**INSTRUCTION:**
Produce an exact copy of all the records.

**DATA RECORDS:**
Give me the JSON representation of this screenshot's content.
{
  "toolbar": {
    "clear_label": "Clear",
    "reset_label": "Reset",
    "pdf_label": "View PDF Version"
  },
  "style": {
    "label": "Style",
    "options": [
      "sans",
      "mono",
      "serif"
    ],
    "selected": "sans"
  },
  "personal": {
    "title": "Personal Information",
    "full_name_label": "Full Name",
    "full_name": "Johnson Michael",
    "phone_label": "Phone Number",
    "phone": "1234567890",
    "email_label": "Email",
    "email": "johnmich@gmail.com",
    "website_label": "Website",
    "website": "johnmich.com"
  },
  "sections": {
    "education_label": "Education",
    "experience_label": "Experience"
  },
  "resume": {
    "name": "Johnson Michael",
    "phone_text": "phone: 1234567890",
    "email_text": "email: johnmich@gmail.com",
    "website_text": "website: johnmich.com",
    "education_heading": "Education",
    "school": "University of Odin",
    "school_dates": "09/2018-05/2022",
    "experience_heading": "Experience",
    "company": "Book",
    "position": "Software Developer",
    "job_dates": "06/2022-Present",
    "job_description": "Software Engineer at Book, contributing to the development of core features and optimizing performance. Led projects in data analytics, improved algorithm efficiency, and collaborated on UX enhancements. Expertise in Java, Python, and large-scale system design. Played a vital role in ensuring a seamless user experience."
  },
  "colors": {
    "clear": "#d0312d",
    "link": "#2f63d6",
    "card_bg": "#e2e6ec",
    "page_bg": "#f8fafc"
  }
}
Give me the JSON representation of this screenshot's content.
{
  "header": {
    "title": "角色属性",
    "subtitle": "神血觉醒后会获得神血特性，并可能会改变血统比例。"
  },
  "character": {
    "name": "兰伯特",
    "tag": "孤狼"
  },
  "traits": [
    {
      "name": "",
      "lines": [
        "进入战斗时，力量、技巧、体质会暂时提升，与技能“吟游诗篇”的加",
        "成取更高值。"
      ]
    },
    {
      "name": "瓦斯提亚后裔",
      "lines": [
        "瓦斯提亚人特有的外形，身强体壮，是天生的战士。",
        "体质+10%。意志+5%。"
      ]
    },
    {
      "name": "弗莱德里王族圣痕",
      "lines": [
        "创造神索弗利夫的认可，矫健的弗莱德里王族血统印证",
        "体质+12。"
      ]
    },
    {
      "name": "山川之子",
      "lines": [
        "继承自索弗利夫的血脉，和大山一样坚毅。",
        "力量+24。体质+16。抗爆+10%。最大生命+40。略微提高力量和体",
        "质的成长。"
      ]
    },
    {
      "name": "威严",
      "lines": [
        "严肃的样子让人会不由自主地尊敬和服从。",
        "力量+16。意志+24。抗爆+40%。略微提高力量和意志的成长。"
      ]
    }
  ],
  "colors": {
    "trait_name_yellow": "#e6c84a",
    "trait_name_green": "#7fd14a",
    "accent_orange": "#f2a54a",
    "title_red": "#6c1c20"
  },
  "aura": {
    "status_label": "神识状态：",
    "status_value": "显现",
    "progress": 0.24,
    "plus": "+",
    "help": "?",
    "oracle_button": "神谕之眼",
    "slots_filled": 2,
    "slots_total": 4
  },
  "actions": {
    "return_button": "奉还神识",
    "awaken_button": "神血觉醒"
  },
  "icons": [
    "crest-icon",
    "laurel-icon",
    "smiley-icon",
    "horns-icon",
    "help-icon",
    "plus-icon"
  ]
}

**OUTPUT OF THE TASK:**
Give me the JSON representation of this screenshot's content.
{
  "toolbar": {
    "clear_label": "Clear",
    "reset_label": "Reset",
    "pdf_label": "View PDF Version"
  },
  "style": {
    "label": "Style",
    "options": [
      "sans",
      "mono",
      "serif"
    ],
    "selected": "sans"
  },
  "personal": {
    "title": "Personal Information",
    "full_name_label": "Full Name",
    "full_name": "Johnson Michael",
    "phone_label": "Phone Number",
    "phone": "1234567890",
    "email_label": "Email",
    "email": "johnmich@gmail.com",
    "website_label": "Website",
    "website": "johnmich.com"
  },
  "sections": {
    "education_label": "Education",
    "experience_label": "Experience"
  },
  "resume": {
    "name": "Johnson Michael",
    "phone_text": "phone: 1234567890",
    "email_text": "email: johnmich@gmail.com",
    "website_text": "website: johnmich.com",
    "education_heading": "Education",
    "school": "University of Odin",
    "school_dates": "09/2018-05/2022",
    "experience_heading": "Experience",
    "company": "Book",
    "position": "Software Developer",
    "job_dates": "06/2022-Present",
    "job_description": "Software Engineer at Book, contributing to the development of core features and optimizing performance. Led projects in data analytics, improved algorithm efficiency, and collaborated on UX enhancements. Expertise in Java, Python, and large-scale system design. Played a vital role in ensuring a seamless user experience."
  },
  "colors": {
    "clear": "#d0312d",
    "link": "#2f63d6",
    "card_bg": "#e2e6ec",
    "page_bg": "#f8fafc"
  }
}
Give me the JSON representation of this screenshot's content.
{
  "header": {
    "title": "角色属性",
    "subtitle": "神血觉醒后会获得神血特性，并可能会改变血统比例。"
  },
  "character": {
    "name": "兰伯特",
    "tag": "孤狼"
  },
  "traits": [
    {
      "name": "",
      "lines": [
        "进入战斗时，力量、技巧、体质会暂时提升，与技能“吟游诗篇”的加",
        "成取更高值。"
      ]
    },
    {
      "name": "瓦斯提亚后裔",
      "lines": [
        "瓦斯提亚人特有的外形，身强体壮，是天生的战士。",
        "体质+10%。意志+5%。"
      ]
    },
    {
      "name": "弗莱德里王族圣痕",
      "lines": [
        "创造神索弗利夫的认可，矫健的弗莱德里王族血统印证",
        "体质+12。"
      ]
    },
    {
      "name": "山川之子",
      "lines": [
        "继承自索弗利夫的血脉，和大山一样坚毅。",
        "力量+24。体质+16。抗爆+10%。最大生命+40。略微提高力量和体",
        "质的成长。"
      ]
    },
    {
      "name": "威严",
      "lines": [
        "严肃的样子让人会不由自主地尊敬和服从。",
        "力量+16。意志+24。抗爆+40%。略微提高力量和意志的成长。"
      ]
    }
  ],
  "colors": {
    "trait_name_yellow": "#e6c84a",
    "trait_name_green": "#7fd14a",
    "accent_orange": "#f2a54a",
    "title_red": "#6c1c20"
  },
  "aura": {
    "status_label": "神识状态：",
    "status_value": "显现",
    "progress": 0.24,
    "plus": "+",
    "help": "?",
    "oracle_button": "神谕之眼",
    "slots_filled": 2,
    "slots_total": 4
  },
  "actions": {
    "return_button": "奉还神识",
    "awaken_button": "神血觉醒"
  },
  "icons": [
    "crest-icon",
    "laurel-icon",
    "smiley-icon",
    "horns-icon",
    "help-icon",
    "plus-icon"
  ]
}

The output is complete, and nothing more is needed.